**Problem details**
The post below asks about reading a Postgres table with Spark. List each option it says was left out when the data was first read on a single thread.

1

I am trying to read data from Postgres table using Spark. Initially I was reading the data on the single thread without using lowerBound, upperBound, partitionColumn and numPartitions. The data that I'm reading is huge, around 120 Million records. So I decided to read the data in parallel using partitionColumn. I am able to read the data but it is taking more time to read it by 12 parallel threads than by a single thread. I am unable to figure out how can I see the 12 SQL queries that gets generated to fetch the data in parallel for each partition.

The code that I am using is:

val query = s"(select * from db.testtable) as testquery" 
val df = spark.read
    .format("jdbc")
    .option("url", jdbcurl)
    .option("dbtable", query)
    .option("partitionColumn","transactionbegin")
    .option("numPartitions",12) 
    .option("driver", "org.postgresql.Driver")
    .option("fetchsize", 50000)  
    .option("user","user")
    .option("password", "password")
    .option("lowerBound","2019-01-01 00:00:00")
    .option("upperBound","2019-12-31 23:59:00")
    .load
df.count()

Where and how can I see the 12 parallel queries that are getting created to read the data in parallel on each thread?
I am able to see that 12 tasks are created in the Spark UI but not able to find a way to see what separate 12 queries are generated to fetch data in parallel from the Postgres table.

Is there any way I can push the filter down so that it reads only this year worth of data, in this case 2019.

**Dataset records**
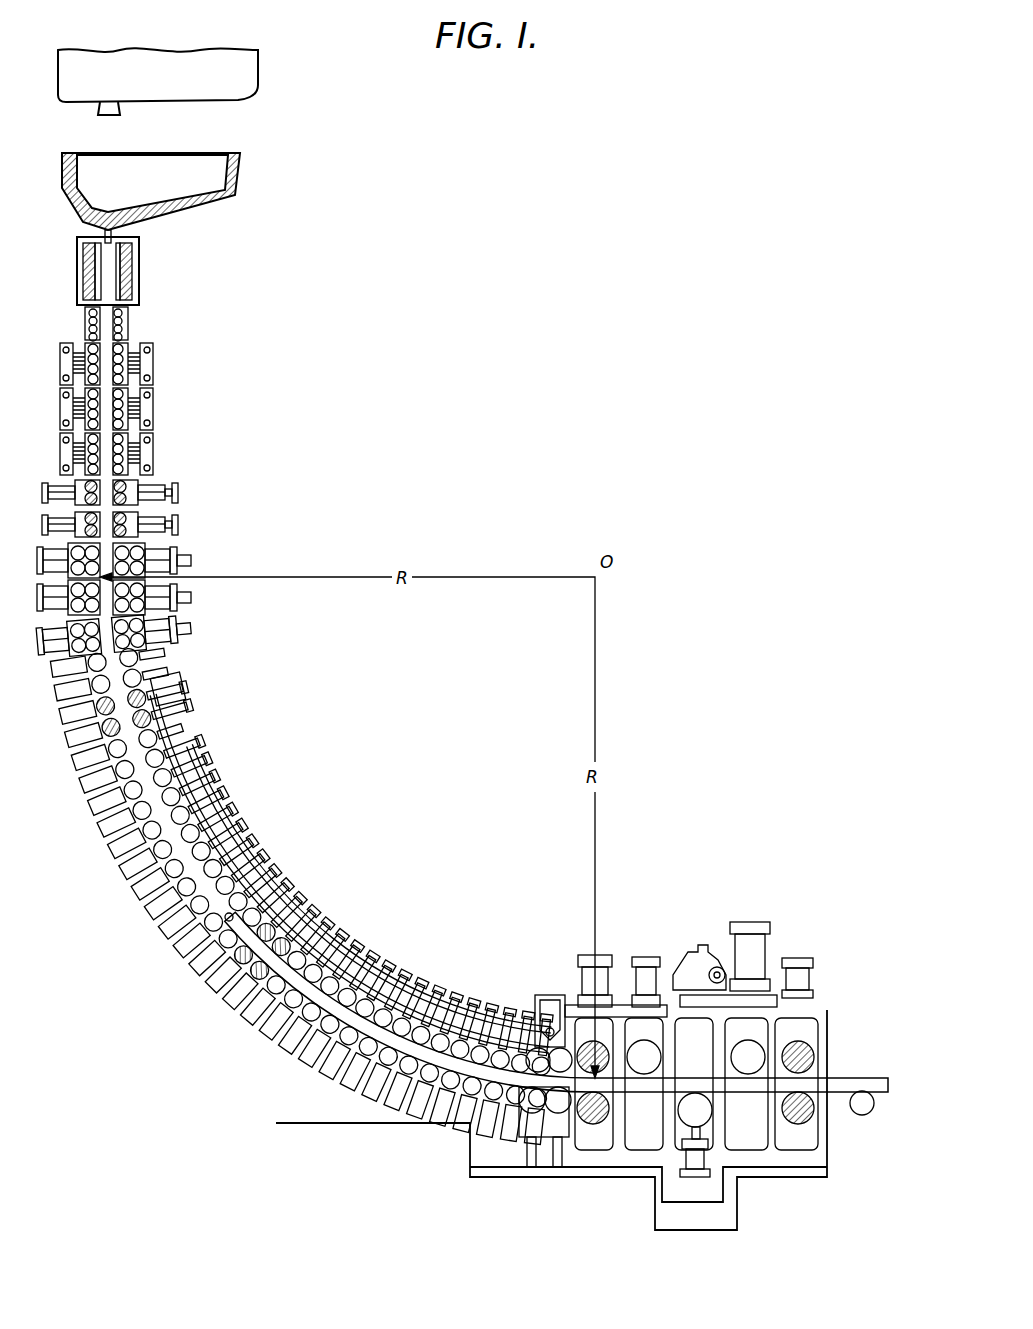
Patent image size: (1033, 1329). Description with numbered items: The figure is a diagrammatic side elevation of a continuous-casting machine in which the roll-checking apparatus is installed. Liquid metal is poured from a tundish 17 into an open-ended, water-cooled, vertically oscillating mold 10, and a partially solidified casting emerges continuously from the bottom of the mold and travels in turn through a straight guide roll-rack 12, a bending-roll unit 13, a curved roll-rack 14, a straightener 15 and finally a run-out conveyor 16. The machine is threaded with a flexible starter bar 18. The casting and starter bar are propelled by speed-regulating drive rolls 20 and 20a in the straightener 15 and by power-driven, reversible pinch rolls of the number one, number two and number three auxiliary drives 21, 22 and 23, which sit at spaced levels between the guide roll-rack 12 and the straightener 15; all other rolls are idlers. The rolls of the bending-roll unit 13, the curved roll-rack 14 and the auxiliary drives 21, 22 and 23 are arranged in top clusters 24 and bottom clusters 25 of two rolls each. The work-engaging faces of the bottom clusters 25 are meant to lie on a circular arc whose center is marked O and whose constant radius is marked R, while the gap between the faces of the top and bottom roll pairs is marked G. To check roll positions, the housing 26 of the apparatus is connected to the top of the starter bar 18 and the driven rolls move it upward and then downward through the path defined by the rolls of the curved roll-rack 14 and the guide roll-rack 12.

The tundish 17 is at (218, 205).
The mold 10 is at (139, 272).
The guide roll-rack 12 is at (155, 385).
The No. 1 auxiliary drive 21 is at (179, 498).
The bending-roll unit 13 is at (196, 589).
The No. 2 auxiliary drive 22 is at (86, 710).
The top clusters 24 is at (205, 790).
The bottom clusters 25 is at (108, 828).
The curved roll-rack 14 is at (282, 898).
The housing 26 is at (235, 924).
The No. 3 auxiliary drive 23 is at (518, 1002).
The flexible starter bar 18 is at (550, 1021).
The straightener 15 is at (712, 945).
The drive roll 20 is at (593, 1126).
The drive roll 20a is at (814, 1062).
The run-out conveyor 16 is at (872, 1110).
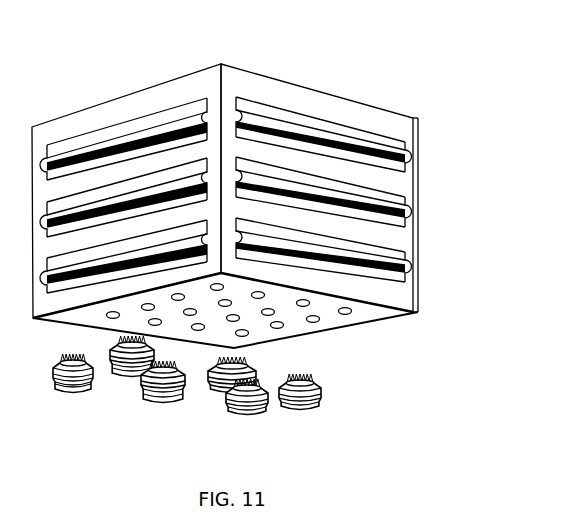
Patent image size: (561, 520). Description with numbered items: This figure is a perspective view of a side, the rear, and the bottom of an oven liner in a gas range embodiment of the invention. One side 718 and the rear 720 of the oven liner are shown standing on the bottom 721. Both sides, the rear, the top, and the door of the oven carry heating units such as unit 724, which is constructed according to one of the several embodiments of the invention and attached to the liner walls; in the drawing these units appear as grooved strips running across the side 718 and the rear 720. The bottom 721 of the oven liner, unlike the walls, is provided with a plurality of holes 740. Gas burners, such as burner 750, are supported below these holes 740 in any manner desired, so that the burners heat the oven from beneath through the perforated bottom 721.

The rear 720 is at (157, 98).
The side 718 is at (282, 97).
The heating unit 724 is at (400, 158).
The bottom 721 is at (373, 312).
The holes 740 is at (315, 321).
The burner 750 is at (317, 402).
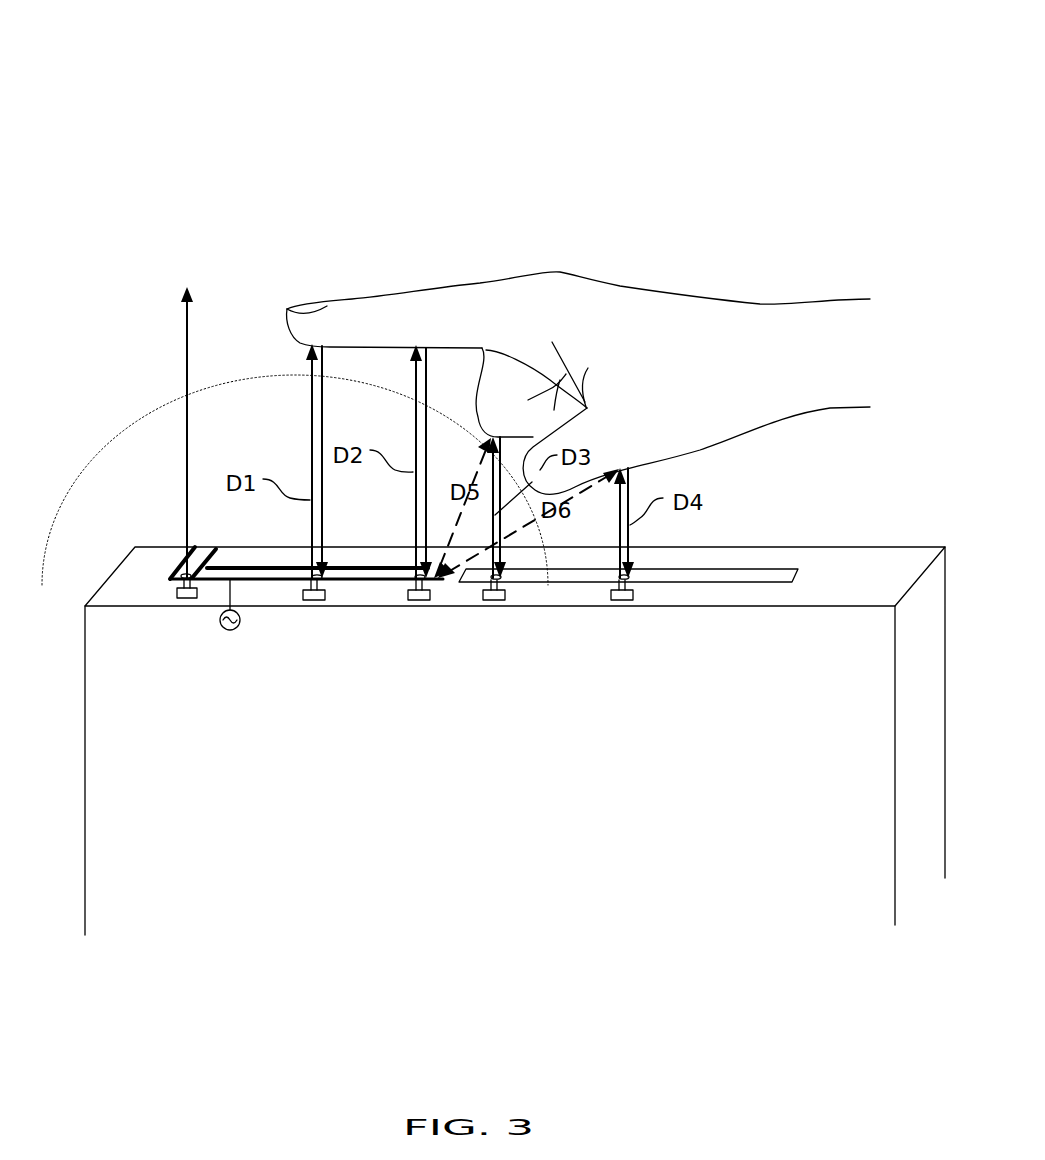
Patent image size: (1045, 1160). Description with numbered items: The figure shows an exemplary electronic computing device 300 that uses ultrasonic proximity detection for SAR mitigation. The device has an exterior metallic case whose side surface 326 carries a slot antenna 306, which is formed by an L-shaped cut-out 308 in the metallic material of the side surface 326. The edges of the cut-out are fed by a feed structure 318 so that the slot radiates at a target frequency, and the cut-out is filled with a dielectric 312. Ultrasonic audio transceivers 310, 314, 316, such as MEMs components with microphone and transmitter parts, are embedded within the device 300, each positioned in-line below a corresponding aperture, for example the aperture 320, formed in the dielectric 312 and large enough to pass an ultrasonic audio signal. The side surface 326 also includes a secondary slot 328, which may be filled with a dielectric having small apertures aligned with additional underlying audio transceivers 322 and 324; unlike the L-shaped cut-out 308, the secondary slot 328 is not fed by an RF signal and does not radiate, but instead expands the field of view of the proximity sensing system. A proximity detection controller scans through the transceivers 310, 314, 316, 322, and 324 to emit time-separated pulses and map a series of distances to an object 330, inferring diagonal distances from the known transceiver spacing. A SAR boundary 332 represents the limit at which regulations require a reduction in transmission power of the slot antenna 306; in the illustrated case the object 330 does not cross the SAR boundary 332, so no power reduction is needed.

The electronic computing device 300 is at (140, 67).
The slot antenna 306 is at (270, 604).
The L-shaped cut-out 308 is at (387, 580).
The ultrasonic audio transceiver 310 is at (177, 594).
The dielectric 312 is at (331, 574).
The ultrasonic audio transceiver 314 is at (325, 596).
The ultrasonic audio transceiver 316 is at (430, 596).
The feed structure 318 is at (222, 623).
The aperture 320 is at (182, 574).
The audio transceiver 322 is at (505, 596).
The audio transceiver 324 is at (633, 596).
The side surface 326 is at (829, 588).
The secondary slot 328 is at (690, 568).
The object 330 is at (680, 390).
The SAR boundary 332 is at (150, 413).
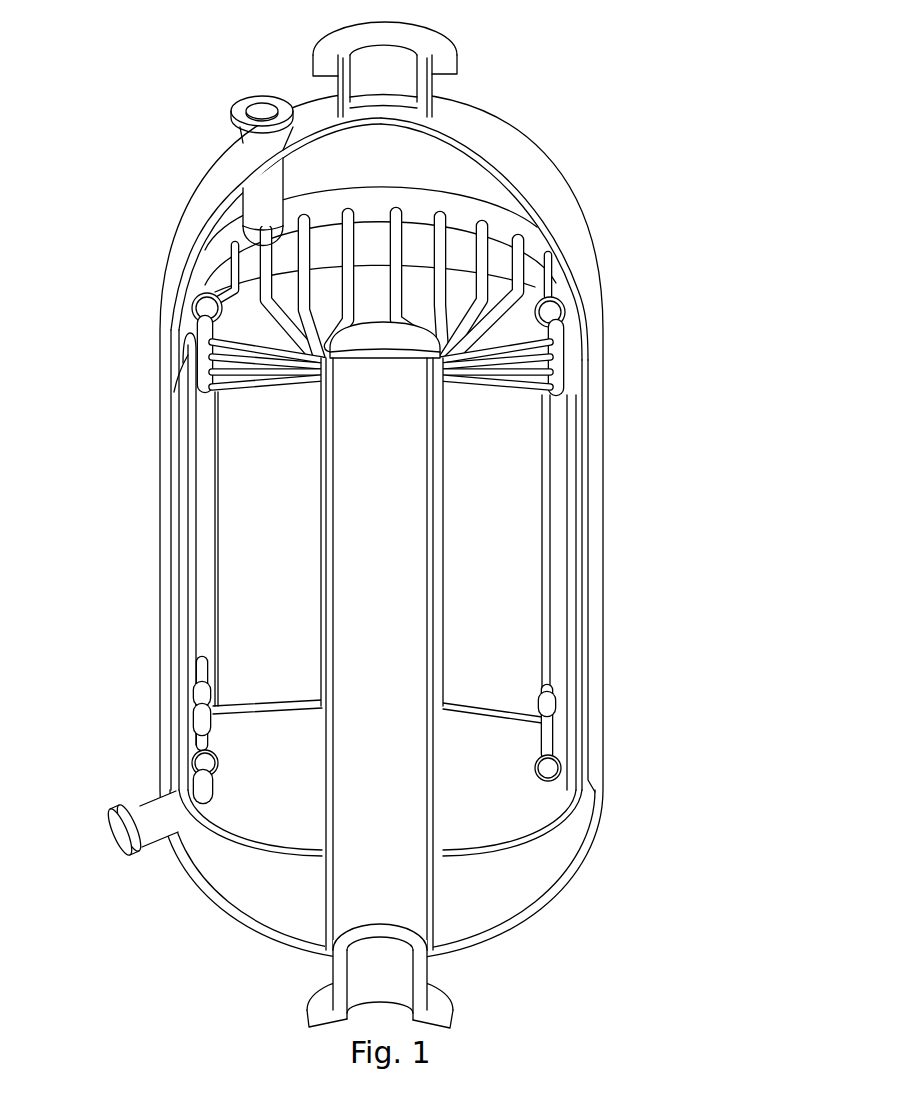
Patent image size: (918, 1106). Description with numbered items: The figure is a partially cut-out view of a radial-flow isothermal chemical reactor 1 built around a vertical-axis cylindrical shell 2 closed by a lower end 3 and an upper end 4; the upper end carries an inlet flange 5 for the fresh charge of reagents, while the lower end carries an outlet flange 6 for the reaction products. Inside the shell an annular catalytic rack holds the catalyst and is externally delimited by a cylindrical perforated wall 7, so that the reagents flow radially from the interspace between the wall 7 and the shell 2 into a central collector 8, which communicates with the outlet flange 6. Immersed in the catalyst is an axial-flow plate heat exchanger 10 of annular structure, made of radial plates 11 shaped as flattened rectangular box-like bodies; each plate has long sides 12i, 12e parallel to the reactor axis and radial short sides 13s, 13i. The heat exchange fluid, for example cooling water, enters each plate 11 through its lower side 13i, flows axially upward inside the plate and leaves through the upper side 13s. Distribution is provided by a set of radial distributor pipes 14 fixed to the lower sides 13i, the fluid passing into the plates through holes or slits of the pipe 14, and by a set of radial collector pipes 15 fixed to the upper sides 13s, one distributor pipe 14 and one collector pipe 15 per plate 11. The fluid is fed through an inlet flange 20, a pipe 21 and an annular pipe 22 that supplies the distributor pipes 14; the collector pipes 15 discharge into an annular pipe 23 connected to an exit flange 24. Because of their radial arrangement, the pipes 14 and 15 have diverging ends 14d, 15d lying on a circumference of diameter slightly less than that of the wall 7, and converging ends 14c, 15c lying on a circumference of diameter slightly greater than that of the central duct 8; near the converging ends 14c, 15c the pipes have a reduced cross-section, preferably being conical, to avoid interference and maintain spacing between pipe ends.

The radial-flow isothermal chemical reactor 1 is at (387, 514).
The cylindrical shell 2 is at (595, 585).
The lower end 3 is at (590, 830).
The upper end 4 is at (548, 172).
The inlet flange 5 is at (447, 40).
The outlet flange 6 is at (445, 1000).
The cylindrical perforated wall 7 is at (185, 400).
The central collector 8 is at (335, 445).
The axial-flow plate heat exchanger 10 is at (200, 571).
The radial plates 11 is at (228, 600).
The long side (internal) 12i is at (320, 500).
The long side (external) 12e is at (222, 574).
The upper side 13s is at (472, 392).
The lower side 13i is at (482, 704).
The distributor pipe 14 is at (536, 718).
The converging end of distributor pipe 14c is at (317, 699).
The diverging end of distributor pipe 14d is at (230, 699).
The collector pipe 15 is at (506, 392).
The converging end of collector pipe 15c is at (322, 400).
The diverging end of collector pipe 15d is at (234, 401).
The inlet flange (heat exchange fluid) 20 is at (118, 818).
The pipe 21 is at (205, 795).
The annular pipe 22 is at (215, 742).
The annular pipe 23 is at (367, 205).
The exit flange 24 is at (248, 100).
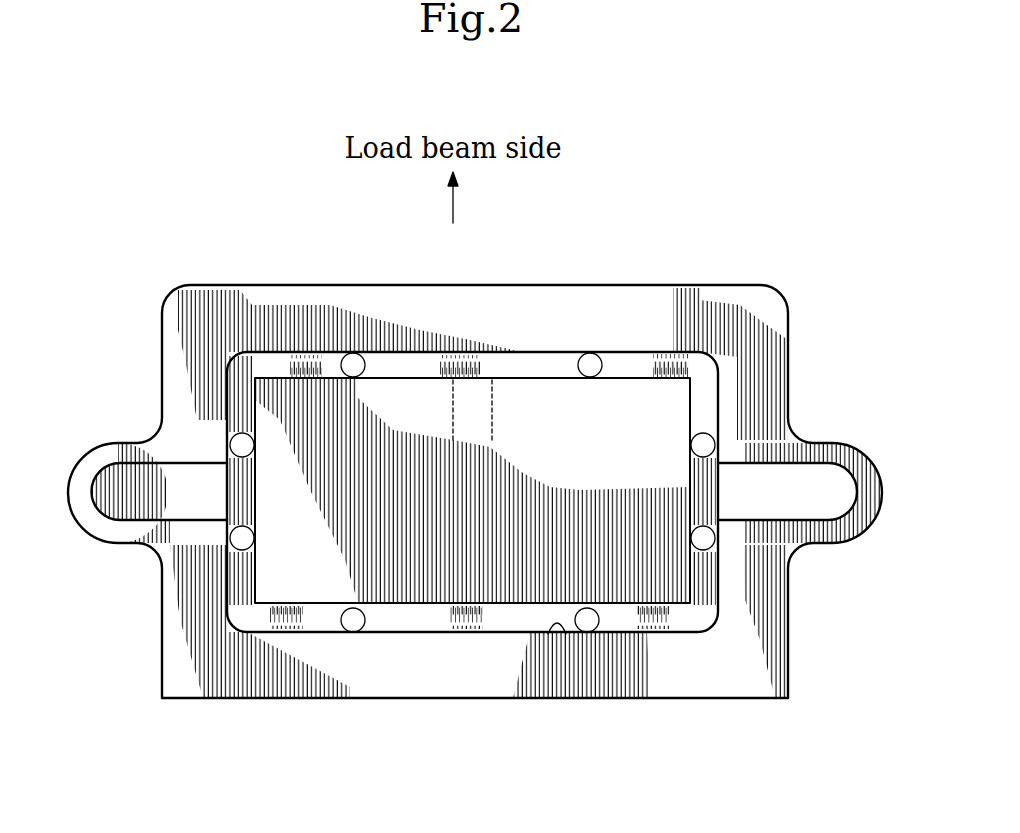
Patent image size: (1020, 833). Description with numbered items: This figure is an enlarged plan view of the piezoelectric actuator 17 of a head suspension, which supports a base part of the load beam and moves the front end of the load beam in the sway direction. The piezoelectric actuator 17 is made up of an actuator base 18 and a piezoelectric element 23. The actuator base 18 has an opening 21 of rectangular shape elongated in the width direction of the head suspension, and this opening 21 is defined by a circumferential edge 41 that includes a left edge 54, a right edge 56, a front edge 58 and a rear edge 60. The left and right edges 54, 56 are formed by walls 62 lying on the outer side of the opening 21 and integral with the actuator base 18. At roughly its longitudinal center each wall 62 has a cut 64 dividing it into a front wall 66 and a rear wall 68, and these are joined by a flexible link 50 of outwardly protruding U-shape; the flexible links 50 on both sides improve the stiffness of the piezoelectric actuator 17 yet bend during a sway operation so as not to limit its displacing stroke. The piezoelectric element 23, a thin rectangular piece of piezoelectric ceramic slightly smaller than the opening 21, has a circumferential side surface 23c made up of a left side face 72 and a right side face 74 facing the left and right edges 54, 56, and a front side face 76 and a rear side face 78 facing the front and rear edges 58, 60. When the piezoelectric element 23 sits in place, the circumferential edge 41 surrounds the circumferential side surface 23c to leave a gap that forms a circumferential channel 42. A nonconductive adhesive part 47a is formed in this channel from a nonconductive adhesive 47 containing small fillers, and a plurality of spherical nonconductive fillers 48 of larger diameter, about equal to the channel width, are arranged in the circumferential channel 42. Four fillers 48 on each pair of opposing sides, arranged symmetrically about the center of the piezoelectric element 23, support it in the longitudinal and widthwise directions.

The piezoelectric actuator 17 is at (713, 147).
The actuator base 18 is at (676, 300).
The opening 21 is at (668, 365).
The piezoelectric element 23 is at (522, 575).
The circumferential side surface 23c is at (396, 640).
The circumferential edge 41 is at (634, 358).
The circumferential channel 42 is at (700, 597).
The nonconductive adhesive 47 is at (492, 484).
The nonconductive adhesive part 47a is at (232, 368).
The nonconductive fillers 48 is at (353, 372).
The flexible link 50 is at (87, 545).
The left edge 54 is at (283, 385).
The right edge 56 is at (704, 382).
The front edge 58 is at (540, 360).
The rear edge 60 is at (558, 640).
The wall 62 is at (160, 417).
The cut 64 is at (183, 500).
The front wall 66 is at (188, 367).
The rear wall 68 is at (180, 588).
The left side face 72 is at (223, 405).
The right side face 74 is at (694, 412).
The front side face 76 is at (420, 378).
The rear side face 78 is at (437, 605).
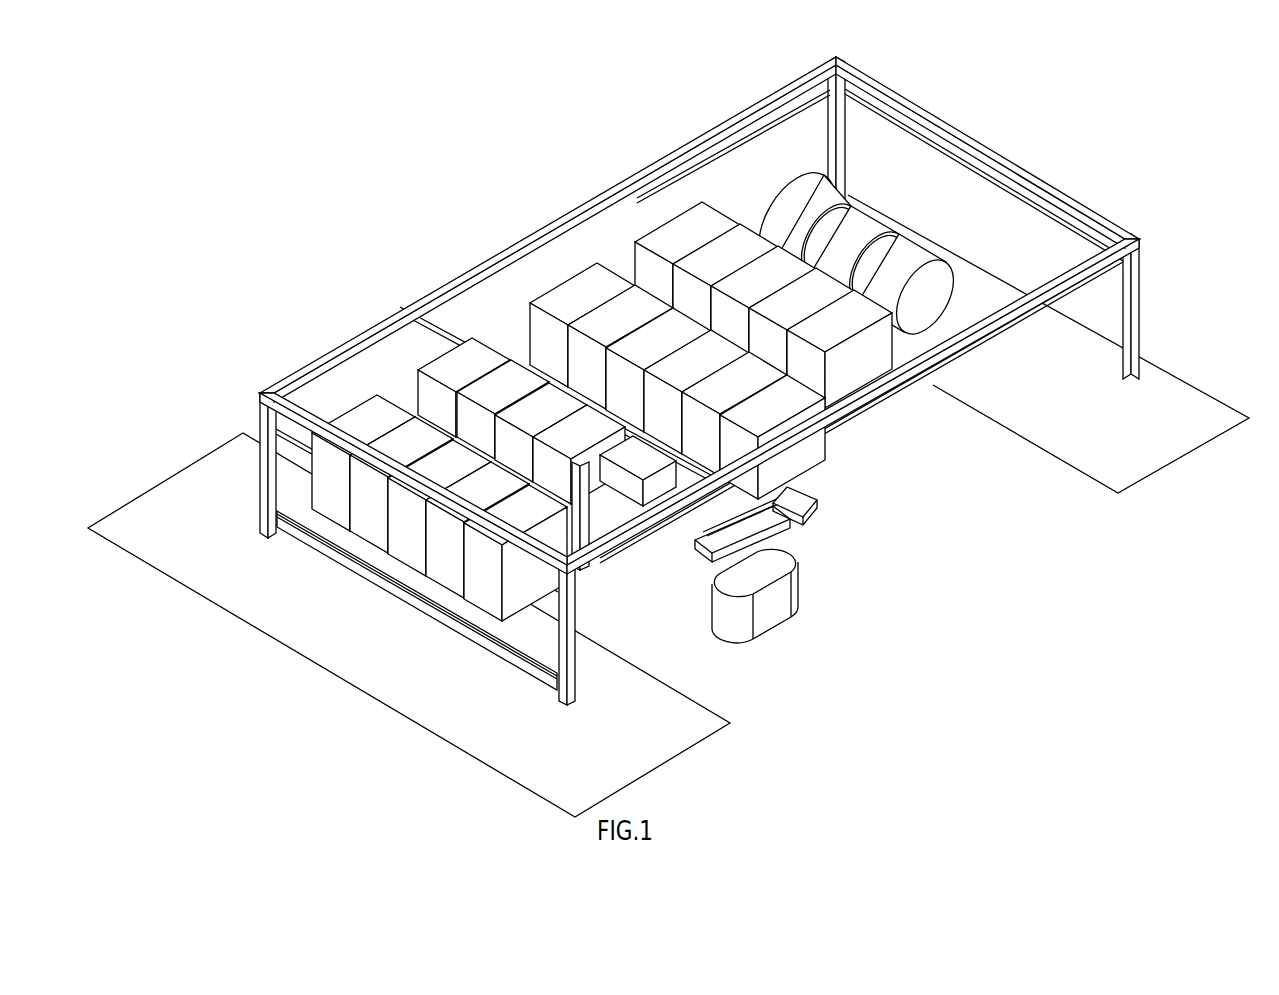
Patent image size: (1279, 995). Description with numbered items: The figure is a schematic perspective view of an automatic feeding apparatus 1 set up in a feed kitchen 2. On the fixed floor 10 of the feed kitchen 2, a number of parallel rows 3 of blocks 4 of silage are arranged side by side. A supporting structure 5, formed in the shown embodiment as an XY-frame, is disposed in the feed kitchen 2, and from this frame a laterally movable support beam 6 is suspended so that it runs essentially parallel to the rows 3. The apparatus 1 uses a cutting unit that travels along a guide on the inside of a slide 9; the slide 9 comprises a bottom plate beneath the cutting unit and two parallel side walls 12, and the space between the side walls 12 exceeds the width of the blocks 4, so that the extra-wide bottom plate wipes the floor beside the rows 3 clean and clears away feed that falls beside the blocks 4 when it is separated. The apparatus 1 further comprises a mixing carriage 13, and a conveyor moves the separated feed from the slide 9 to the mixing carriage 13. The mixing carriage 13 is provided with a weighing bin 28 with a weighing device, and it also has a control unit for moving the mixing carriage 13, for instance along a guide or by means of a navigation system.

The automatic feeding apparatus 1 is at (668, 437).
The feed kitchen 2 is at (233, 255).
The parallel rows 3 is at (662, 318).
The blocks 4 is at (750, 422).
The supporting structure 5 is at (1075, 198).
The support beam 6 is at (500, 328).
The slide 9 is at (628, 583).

**Worked solution**
lowerBound, upperBound, partitionColumn, numPartitions